Extracted data entries:
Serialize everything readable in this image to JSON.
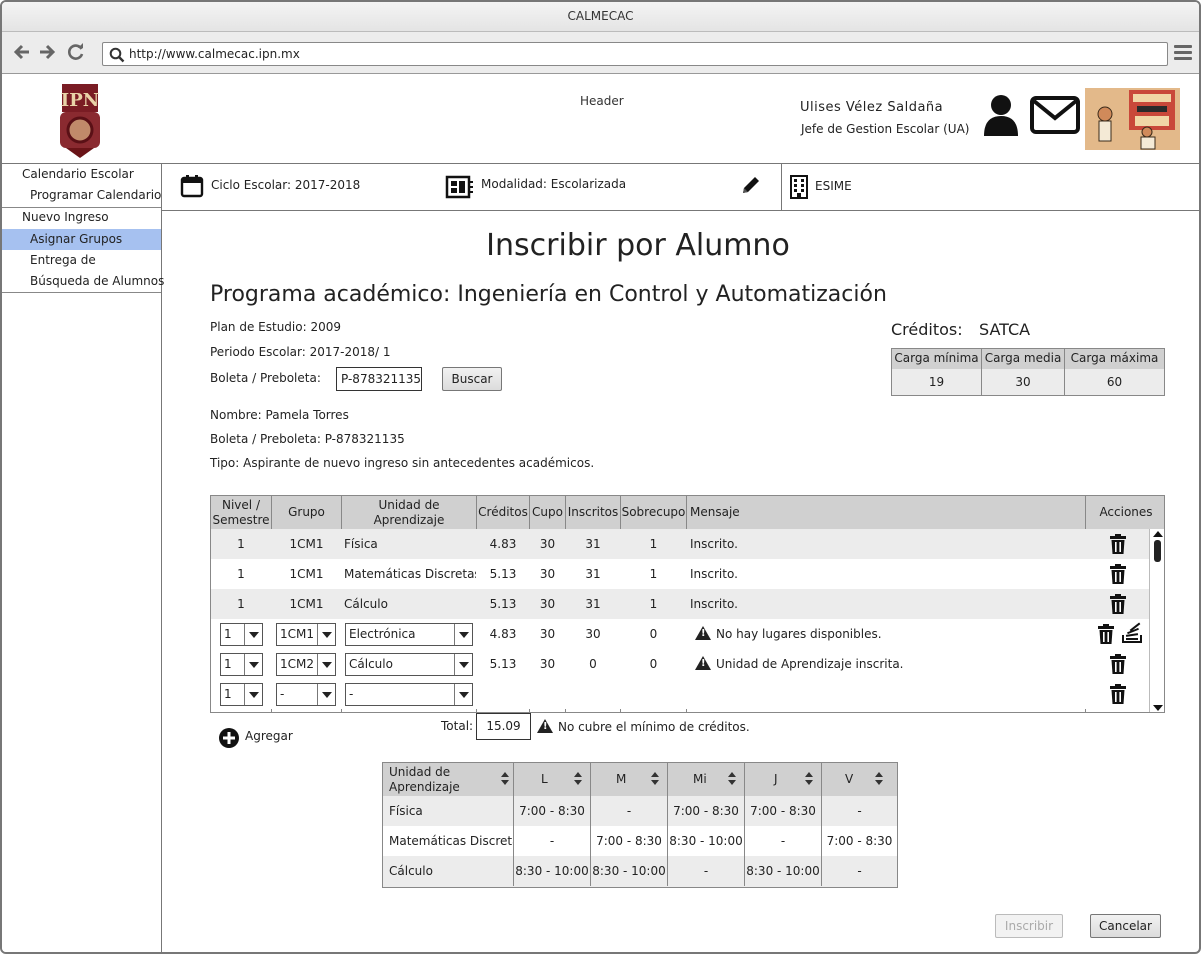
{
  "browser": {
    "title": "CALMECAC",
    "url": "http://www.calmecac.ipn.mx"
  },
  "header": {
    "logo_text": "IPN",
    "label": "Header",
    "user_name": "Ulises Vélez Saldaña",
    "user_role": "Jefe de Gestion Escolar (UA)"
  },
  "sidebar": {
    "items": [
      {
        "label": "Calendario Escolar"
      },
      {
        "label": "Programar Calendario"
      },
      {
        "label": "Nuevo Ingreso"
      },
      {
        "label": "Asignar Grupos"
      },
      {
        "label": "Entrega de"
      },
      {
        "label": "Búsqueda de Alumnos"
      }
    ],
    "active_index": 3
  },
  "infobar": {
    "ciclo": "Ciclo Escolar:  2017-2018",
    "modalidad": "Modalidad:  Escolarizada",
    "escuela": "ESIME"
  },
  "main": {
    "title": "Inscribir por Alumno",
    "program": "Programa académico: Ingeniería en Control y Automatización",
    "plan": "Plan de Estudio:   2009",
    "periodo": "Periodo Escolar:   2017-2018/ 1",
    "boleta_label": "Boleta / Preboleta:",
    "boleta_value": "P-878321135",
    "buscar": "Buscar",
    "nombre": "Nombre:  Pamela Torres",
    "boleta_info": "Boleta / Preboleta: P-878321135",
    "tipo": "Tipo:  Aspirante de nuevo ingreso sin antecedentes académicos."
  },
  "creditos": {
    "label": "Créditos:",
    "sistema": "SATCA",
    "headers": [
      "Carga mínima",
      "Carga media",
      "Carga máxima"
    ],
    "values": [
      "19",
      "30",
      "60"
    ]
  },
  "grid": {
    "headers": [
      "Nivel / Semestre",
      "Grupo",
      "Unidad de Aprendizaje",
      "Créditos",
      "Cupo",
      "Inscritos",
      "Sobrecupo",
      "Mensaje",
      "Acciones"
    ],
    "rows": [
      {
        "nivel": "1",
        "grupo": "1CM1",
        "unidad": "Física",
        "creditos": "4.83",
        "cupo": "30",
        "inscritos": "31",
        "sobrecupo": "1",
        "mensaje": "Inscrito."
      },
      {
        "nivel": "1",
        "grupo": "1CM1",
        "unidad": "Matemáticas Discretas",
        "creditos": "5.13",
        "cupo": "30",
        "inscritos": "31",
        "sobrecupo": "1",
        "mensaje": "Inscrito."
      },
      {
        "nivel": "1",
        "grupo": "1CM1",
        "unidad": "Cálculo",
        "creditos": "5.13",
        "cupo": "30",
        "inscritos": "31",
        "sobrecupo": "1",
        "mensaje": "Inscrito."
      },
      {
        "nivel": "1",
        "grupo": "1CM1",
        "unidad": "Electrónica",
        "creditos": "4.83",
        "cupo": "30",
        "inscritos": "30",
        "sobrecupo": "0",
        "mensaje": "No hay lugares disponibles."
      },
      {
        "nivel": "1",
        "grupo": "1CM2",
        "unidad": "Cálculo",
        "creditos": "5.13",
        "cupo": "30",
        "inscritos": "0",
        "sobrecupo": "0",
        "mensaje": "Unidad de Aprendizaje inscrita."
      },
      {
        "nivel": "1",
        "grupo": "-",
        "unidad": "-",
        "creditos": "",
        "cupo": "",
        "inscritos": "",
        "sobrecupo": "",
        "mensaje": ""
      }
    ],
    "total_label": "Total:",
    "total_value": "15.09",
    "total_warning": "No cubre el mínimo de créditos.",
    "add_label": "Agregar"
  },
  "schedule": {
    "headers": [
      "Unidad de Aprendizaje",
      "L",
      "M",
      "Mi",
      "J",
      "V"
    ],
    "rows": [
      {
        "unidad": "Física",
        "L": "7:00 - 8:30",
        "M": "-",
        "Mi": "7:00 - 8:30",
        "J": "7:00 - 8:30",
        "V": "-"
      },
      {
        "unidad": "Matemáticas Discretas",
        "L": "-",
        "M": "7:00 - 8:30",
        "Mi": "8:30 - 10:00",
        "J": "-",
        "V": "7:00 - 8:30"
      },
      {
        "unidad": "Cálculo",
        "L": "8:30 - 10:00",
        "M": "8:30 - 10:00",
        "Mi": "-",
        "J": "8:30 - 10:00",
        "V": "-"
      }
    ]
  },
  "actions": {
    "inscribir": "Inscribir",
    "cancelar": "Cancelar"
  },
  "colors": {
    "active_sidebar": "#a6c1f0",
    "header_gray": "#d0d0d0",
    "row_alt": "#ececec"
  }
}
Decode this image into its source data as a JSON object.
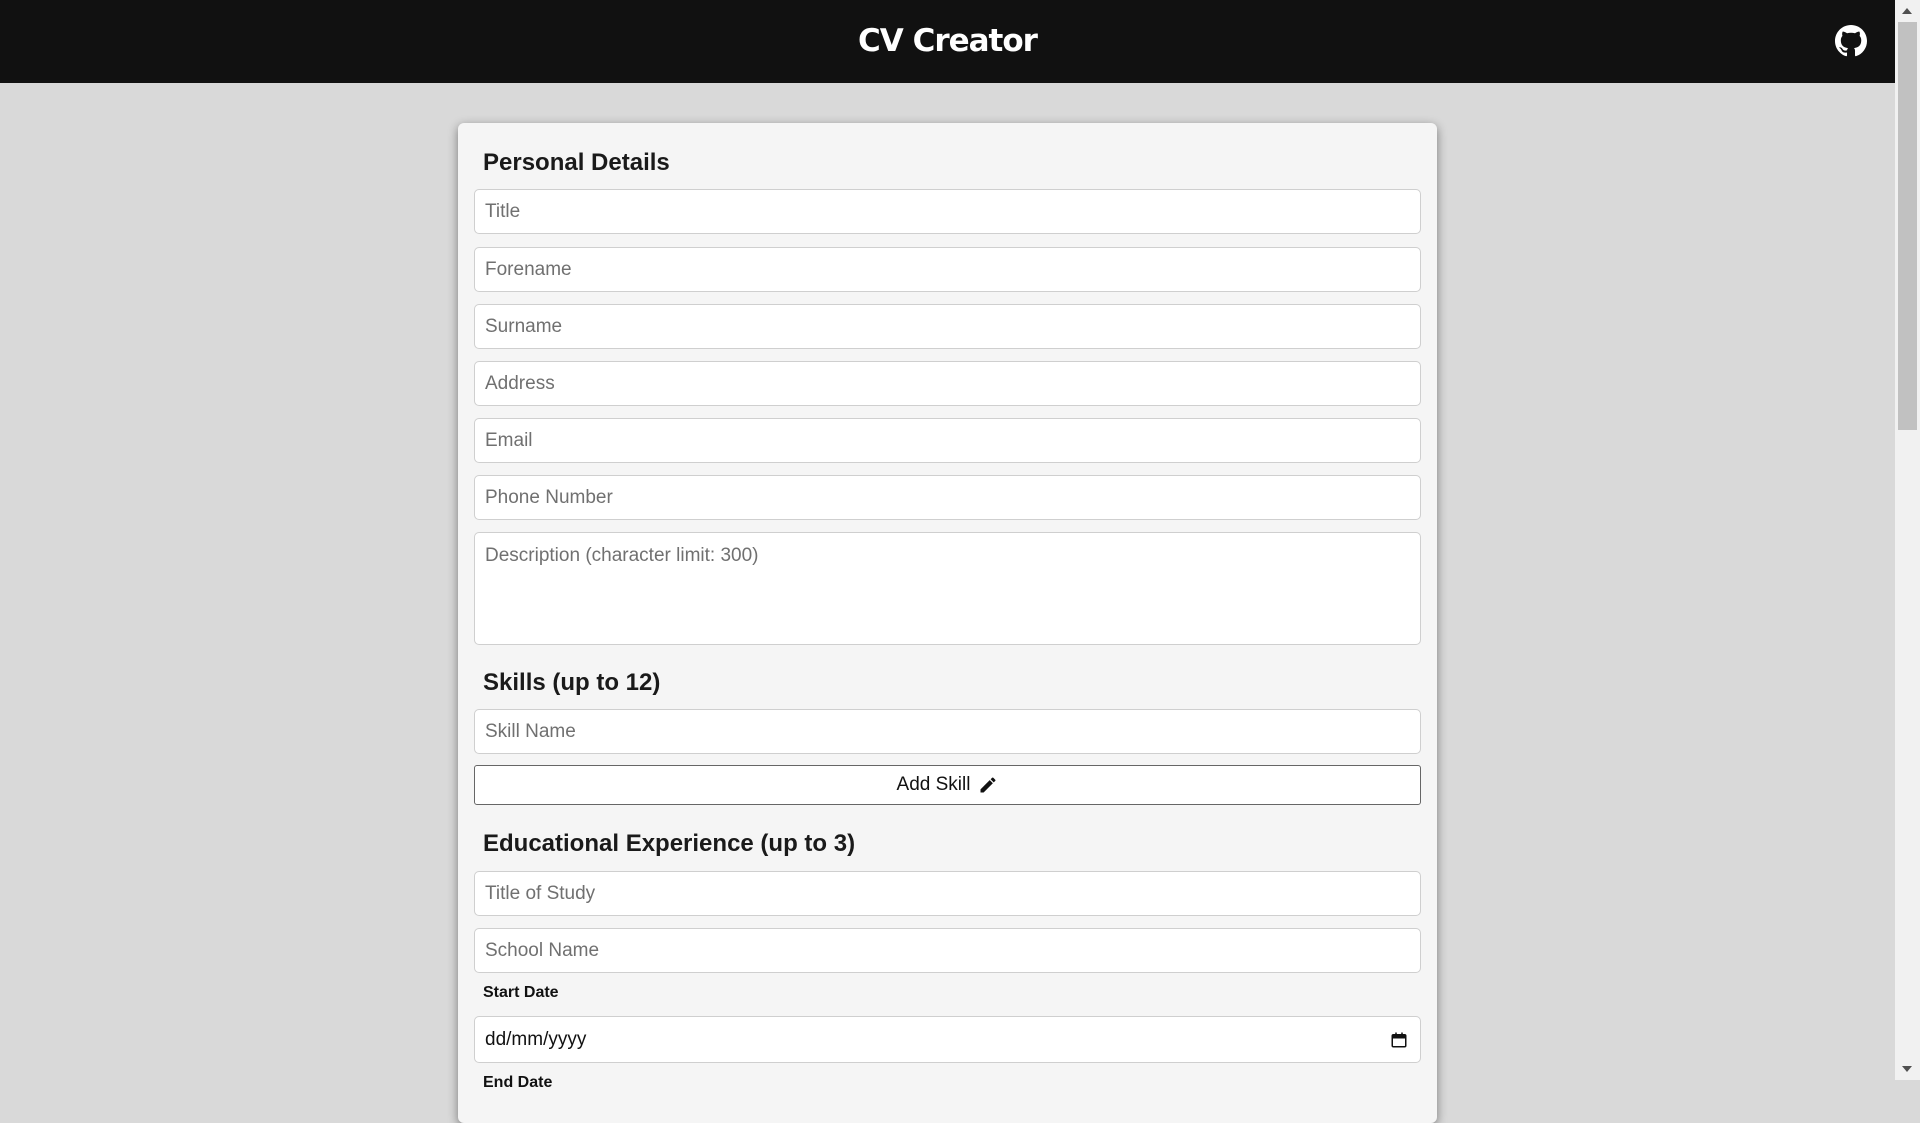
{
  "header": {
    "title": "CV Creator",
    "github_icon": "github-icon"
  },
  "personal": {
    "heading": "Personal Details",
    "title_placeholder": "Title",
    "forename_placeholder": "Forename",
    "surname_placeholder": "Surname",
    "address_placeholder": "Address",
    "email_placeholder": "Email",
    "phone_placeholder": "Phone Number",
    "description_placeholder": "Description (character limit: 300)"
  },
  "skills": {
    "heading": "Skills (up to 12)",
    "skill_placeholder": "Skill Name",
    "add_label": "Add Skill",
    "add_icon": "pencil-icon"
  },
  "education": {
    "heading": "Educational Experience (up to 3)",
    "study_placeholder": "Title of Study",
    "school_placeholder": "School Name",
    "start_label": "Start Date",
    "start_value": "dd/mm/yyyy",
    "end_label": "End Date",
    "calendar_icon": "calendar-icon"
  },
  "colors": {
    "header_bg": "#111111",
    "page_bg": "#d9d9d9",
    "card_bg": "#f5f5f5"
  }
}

WHAT THE EXERCISE ASKS:
Tell how many lines in the material above include the word "Preboleta", giving the number only.

RESPONSE BELOW:
2